▸ Goal of the exercise
Extract all data as written.

▸ Data for this exercise

==================================================

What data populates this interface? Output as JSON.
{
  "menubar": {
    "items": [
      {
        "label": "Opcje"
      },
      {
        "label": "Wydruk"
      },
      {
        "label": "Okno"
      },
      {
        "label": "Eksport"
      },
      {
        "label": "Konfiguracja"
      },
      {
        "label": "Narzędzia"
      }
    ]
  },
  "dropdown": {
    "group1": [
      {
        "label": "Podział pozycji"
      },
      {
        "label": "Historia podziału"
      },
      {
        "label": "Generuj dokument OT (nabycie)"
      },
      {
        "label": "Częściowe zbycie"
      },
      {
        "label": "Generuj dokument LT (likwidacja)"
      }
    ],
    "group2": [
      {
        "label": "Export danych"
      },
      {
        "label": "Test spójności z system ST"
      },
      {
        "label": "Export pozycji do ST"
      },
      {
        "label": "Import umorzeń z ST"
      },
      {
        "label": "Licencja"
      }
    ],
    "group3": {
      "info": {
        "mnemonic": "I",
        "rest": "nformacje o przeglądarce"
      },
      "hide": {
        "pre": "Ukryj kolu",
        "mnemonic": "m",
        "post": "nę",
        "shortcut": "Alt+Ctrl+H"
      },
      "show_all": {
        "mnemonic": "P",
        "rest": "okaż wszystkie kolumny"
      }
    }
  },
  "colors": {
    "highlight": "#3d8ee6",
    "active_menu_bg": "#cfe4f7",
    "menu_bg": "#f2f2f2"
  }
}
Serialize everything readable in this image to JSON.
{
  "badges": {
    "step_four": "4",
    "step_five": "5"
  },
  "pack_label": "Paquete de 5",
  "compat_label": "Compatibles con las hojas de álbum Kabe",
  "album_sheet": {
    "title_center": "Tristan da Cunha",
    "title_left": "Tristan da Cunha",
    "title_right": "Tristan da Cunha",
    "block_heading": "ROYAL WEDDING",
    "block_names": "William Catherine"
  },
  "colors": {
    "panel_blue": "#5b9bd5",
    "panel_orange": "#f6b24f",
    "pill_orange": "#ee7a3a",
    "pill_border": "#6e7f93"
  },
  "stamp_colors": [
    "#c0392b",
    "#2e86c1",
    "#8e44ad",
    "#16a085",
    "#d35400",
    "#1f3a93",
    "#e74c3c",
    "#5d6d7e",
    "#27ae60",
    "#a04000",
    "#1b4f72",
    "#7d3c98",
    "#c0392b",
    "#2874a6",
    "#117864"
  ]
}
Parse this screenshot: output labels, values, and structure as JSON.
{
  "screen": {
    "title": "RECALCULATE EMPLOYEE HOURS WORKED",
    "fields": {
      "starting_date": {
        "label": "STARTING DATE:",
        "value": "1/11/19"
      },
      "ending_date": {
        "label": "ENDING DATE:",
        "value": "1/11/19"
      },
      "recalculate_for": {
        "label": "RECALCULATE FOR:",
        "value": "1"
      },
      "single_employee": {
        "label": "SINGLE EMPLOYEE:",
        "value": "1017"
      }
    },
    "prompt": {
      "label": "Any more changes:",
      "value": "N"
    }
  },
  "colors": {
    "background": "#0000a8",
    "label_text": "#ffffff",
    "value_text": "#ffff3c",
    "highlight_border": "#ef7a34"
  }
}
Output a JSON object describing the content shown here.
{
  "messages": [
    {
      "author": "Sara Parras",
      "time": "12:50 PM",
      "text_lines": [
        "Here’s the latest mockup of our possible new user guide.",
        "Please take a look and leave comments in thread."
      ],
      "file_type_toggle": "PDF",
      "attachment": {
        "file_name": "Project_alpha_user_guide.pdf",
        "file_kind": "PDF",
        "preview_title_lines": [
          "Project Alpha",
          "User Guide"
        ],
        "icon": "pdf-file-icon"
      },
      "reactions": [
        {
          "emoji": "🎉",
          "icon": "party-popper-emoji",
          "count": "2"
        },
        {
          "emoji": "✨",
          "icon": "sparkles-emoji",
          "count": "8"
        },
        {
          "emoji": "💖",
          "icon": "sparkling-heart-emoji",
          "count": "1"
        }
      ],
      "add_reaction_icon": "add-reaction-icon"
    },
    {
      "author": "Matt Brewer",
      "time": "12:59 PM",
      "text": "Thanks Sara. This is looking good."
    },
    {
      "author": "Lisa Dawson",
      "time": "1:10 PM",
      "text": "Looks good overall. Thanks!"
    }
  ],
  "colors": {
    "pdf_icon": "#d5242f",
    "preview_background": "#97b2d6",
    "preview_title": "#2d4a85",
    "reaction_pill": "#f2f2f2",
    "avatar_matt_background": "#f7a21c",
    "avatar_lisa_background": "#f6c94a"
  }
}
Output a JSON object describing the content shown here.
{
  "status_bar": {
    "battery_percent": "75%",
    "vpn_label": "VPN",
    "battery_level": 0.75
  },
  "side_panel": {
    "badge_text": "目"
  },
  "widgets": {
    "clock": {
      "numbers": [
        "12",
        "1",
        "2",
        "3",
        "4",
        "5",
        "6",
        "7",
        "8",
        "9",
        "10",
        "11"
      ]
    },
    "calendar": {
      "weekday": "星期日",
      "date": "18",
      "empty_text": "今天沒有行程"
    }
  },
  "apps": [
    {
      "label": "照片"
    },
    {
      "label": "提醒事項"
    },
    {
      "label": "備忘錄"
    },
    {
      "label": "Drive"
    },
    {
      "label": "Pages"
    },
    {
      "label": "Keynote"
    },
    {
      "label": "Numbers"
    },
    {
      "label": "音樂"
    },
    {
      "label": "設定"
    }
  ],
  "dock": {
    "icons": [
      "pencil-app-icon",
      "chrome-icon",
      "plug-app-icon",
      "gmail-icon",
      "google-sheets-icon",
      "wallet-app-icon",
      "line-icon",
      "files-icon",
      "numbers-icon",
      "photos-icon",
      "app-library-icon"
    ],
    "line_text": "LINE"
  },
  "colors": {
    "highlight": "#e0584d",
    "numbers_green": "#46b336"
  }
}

==================================================

▸ Response to this task
What data populates this interface? Output as JSON.
{
  "menubar": {
    "items": [
      {
        "label": "Opcje"
      },
      {
        "label": "Wydruk"
      },
      {
        "label": "Okno"
      },
      {
        "label": "Eksport"
      },
      {
        "label": "Konfiguracja"
      },
      {
        "label": "Narzędzia"
      }
    ]
  },
  "dropdown": {
    "group1": [
      {
        "label": "Podział pozycji"
      },
      {
        "label": "Historia podziału"
      },
      {
        "label": "Generuj dokument OT (nabycie)"
      },
      {
        "label": "Częściowe zbycie"
      },
      {
        "label": "Generuj dokument LT (likwidacja)"
      }
    ],
    "group2": [
      {
        "label": "Export danych"
      },
      {
        "label": "Test spójności z system ST"
      },
      {
        "label": "Export pozycji do ST"
      },
      {
        "label": "Import umorzeń z ST"
      },
      {
        "label": "Licencja"
      }
    ],
    "group3": {
      "info": {
        "mnemonic": "I",
        "rest": "nformacje o przeglądarce"
      },
      "hide": {
        "pre": "Ukryj kolu",
        "mnemonic": "m",
        "post": "nę",
        "shortcut": "Alt+Ctrl+H"
      },
      "show_all": {
        "mnemonic": "P",
        "rest": "okaż wszystkie kolumny"
      }
    }
  },
  "colors": {
    "highlight": "#3d8ee6",
    "active_menu_bg": "#cfe4f7",
    "menu_bg": "#f2f2f2"
  }
}
Serialize everything readable in this image to JSON.
{
  "badges": {
    "step_four": "4",
    "step_five": "5"
  },
  "pack_label": "Paquete de 5",
  "compat_label": "Compatibles con las hojas de álbum Kabe",
  "album_sheet": {
    "title_center": "Tristan da Cunha",
    "title_left": "Tristan da Cunha",
    "title_right": "Tristan da Cunha",
    "block_heading": "ROYAL WEDDING",
    "block_names": "William Catherine"
  },
  "colors": {
    "panel_blue": "#5b9bd5",
    "panel_orange": "#f6b24f",
    "pill_orange": "#ee7a3a",
    "pill_border": "#6e7f93"
  },
  "stamp_colors": [
    "#c0392b",
    "#2e86c1",
    "#8e44ad",
    "#16a085",
    "#d35400",
    "#1f3a93",
    "#e74c3c",
    "#5d6d7e",
    "#27ae60",
    "#a04000",
    "#1b4f72",
    "#7d3c98",
    "#c0392b",
    "#2874a6",
    "#117864"
  ]
}
Parse this screenshot: output labels, values, and structure as JSON.
{
  "screen": {
    "title": "RECALCULATE EMPLOYEE HOURS WORKED",
    "fields": {
      "starting_date": {
        "label": "STARTING DATE:",
        "value": "1/11/19"
      },
      "ending_date": {
        "label": "ENDING DATE:",
        "value": "1/11/19"
      },
      "recalculate_for": {
        "label": "RECALCULATE FOR:",
        "value": "1"
      },
      "single_employee": {
        "label": "SINGLE EMPLOYEE:",
        "value": "1017"
      }
    },
    "prompt": {
      "label": "Any more changes:",
      "value": "N"
    }
  },
  "colors": {
    "background": "#0000a8",
    "label_text": "#ffffff",
    "value_text": "#ffff3c",
    "highlight_border": "#ef7a34"
  }
}
Output a JSON object describing the content shown here.
{
  "messages": [
    {
      "author": "Sara Parras",
      "time": "12:50 PM",
      "text_lines": [
        "Here’s the latest mockup of our possible new user guide.",
        "Please take a look and leave comments in thread."
      ],
      "file_type_toggle": "PDF",
      "attachment": {
        "file_name": "Project_alpha_user_guide.pdf",
        "file_kind": "PDF",
        "preview_title_lines": [
          "Project Alpha",
          "User Guide"
        ],
        "icon": "pdf-file-icon"
      },
      "reactions": [
        {
          "emoji": "🎉",
          "icon": "party-popper-emoji",
          "count": "2"
        },
        {
          "emoji": "✨",
          "icon": "sparkles-emoji",
          "count": "8"
        },
        {
          "emoji": "💖",
          "icon": "sparkling-heart-emoji",
          "count": "1"
        }
      ],
      "add_reaction_icon": "add-reaction-icon"
    },
    {
      "author": "Matt Brewer",
      "time": "12:59 PM",
      "text": "Thanks Sara. This is looking good."
    },
    {
      "author": "Lisa Dawson",
      "time": "1:10 PM",
      "text": "Looks good overall. Thanks!"
    }
  ],
  "colors": {
    "pdf_icon": "#d5242f",
    "preview_background": "#97b2d6",
    "preview_title": "#2d4a85",
    "reaction_pill": "#f2f2f2",
    "avatar_matt_background": "#f7a21c",
    "avatar_lisa_background": "#f6c94a"
  }
}
Output a JSON object describing the content shown here.
{
  "status_bar": {
    "battery_percent": "75%",
    "vpn_label": "VPN",
    "battery_level": 0.75
  },
  "side_panel": {
    "badge_text": "目"
  },
  "widgets": {
    "clock": {
      "numbers": [
        "12",
        "1",
        "2",
        "3",
        "4",
        "5",
        "6",
        "7",
        "8",
        "9",
        "10",
        "11"
      ]
    },
    "calendar": {
      "weekday": "星期日",
      "date": "18",
      "empty_text": "今天沒有行程"
    }
  },
  "apps": [
    {
      "label": "照片"
    },
    {
      "label": "提醒事項"
    },
    {
      "label": "備忘錄"
    },
    {
      "label": "Drive"
    },
    {
      "label": "Pages"
    },
    {
      "label": "Keynote"
    },
    {
      "label": "Numbers"
    },
    {
      "label": "音樂"
    },
    {
      "label": "設定"
    }
  ],
  "dock": {
    "icons": [
      "pencil-app-icon",
      "chrome-icon",
      "plug-app-icon",
      "gmail-icon",
      "google-sheets-icon",
      "wallet-app-icon",
      "line-icon",
      "files-icon",
      "numbers-icon",
      "photos-icon",
      "app-library-icon"
    ],
    "line_text": "LINE"
  },
  "colors": {
    "highlight": "#e0584d",
    "numbers_green": "#46b336"
  }
}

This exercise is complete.